Stated task>
Type the records out again in full, exactly.

(Entries with figure data)
——————————

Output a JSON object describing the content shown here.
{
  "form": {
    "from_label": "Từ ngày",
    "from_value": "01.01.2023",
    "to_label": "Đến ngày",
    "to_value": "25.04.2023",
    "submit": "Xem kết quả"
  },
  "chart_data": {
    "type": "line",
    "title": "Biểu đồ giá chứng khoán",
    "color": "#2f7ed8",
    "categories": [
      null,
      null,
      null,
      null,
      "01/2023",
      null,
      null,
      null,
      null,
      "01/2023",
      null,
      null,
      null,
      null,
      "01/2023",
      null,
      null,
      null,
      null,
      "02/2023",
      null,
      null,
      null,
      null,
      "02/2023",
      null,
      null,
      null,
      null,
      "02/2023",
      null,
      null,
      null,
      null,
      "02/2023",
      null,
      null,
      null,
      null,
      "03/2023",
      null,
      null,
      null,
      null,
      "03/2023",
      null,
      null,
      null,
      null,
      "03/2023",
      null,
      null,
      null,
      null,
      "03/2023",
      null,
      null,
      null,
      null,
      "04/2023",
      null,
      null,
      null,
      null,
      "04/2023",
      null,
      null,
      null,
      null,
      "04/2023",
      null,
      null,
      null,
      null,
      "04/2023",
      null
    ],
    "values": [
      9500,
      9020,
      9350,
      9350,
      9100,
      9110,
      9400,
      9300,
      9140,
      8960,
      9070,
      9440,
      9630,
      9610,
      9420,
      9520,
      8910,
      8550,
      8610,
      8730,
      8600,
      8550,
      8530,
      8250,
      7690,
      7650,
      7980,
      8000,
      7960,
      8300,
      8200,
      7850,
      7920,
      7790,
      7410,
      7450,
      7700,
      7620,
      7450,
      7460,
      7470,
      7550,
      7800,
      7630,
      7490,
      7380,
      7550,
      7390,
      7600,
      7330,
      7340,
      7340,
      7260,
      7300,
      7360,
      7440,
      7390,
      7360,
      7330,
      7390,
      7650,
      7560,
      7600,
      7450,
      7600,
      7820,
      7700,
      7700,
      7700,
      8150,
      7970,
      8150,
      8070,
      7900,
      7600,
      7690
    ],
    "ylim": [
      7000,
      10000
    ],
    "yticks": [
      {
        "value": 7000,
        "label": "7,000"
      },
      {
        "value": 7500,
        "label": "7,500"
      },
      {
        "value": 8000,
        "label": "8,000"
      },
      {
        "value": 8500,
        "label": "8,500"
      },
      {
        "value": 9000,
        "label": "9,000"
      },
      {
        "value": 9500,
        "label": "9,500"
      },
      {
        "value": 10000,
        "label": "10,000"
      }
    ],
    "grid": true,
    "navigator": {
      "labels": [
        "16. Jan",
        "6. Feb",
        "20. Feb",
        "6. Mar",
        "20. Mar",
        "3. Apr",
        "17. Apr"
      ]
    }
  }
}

——————————

Solution>
Output a JSON object describing the content shown here.
{
  "form": {
    "from_label": "Từ ngày",
    "from_value": "01.01.2023",
    "to_label": "Đến ngày",
    "to_value": "25.04.2023",
    "submit": "Xem kết quả"
  },
  "chart_data": {
    "type": "line",
    "title": "Biểu đồ giá chứng khoán",
    "color": "#2f7ed8",
    "categories": [
      null,
      null,
      null,
      null,
      "01/2023",
      null,
      null,
      null,
      null,
      "01/2023",
      null,
      null,
      null,
      null,
      "01/2023",
      null,
      null,
      null,
      null,
      "02/2023",
      null,
      null,
      null,
      null,
      "02/2023",
      null,
      null,
      null,
      null,
      "02/2023",
      null,
      null,
      null,
      null,
      "02/2023",
      null,
      null,
      null,
      null,
      "03/2023",
      null,
      null,
      null,
      null,
      "03/2023",
      null,
      null,
      null,
      null,
      "03/2023",
      null,
      null,
      null,
      null,
      "03/2023",
      null,
      null,
      null,
      null,
      "04/2023",
      null,
      null,
      null,
      null,
      "04/2023",
      null,
      null,
      null,
      null,
      "04/2023",
      null,
      null,
      null,
      null,
      "04/2023",
      null
    ],
    "values": [
      9500,
      9020,
      9350,
      9350,
      9100,
      9110,
      9400,
      9300,
      9140,
      8960,
      9070,
      9440,
      9630,
      9610,
      9420,
      9520,
      8910,
      8550,
      8610,
      8730,
      8600,
      8550,
      8530,
      8250,
      7690,
      7650,
      7980,
      8000,
      7960,
      8300,
      8200,
      7850,
      7920,
      7790,
      7410,
      7450,
      7700,
      7620,
      7450,
      7460,
      7470,
      7550,
      7800,
      7630,
      7490,
      7380,
      7550,
      7390,
      7600,
      7330,
      7340,
      7340,
      7260,
      7300,
      7360,
      7440,
      7390,
      7360,
      7330,
      7390,
      7650,
      7560,
      7600,
      7450,
      7600,
      7820,
      7700,
      7700,
      7700,
      8150,
      7970,
      8150,
      8070,
      7900,
      7600,
      7690
    ],
    "ylim": [
      7000,
      10000
    ],
    "yticks": [
      {
        "value": 7000,
        "label": "7,000"
      },
      {
        "value": 7500,
        "label": "7,500"
      },
      {
        "value": 8000,
        "label": "8,000"
      },
      {
        "value": 8500,
        "label": "8,500"
      },
      {
        "value": 9000,
        "label": "9,000"
      },
      {
        "value": 9500,
        "label": "9,500"
      },
      {
        "value": 10000,
        "label": "10,000"
      }
    ],
    "grid": true,
    "navigator": {
      "labels": [
        "16. Jan",
        "6. Feb",
        "20. Feb",
        "6. Mar",
        "20. Mar",
        "3. Apr",
        "17. Apr"
      ]
    }
  }
}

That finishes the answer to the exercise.